Written instruction: In the passage on suspended court sentences in Malta, what did an appeals court rule?
== Provided passage
Rightly enough, public opinion is scandalised and nonplussed.
This being Malta, this issue has been, as it were, swept under the carpet. In political circles, discussion revolved round other, more recent, scandals involving corruption in the public sector. In the public forum at large, the World Cup alienates mass public opinion.
The debate about the loophole relating to suspended sentences by the courts must, however be addressed – and the sooner, the better.
There have been far too many cases where the Courts made an ass of the law by delivering suspended sentences in circumstance which call for explanation.
Not so long ago, Mr Justice Joseph Galea Debono went out of his way to remark that there is a case for greater sensitivity and attention by the courts, not to give the impression that they were not responding to society’s imperative need to be protected from rising crime.
Earlier still, an appeals court ruled that suspended jail terms were not being applied in a satisfactory manner by the Magistrates’ Courts.
Family and Social Solidarity Minster Dolores Cristina has also gone on record with the opinion that some court decisions did not reflect the law. She stressed that it is almost pointless having legislation “unless it is interpreted well and in a strong manner”
====
== Dataset excerpt
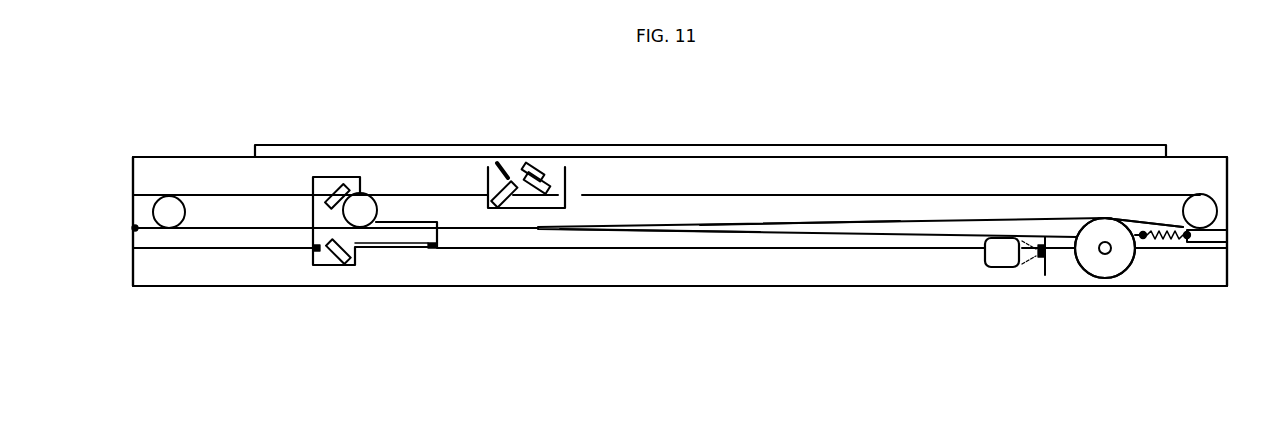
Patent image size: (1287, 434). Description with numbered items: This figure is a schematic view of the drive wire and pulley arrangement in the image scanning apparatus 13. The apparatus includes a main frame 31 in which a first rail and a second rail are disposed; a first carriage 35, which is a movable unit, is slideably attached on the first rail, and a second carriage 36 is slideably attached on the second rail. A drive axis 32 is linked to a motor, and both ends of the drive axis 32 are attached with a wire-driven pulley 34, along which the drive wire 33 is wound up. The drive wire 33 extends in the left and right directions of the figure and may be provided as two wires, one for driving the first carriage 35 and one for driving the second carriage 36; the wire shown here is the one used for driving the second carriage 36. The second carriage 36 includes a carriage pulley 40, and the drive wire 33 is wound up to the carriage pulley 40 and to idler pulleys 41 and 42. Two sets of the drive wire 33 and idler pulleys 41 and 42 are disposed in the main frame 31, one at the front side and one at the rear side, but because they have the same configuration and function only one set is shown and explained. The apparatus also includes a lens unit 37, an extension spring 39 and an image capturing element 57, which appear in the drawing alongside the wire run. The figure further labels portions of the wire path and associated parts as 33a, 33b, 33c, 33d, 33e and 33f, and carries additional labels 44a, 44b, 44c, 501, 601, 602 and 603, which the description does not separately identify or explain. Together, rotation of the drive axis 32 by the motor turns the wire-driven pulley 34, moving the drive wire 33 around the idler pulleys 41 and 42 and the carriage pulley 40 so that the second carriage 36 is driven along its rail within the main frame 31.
====
Full output: It ruled that the Magistrates' Courts were not applying suspended jail terms in a satisfactory manner.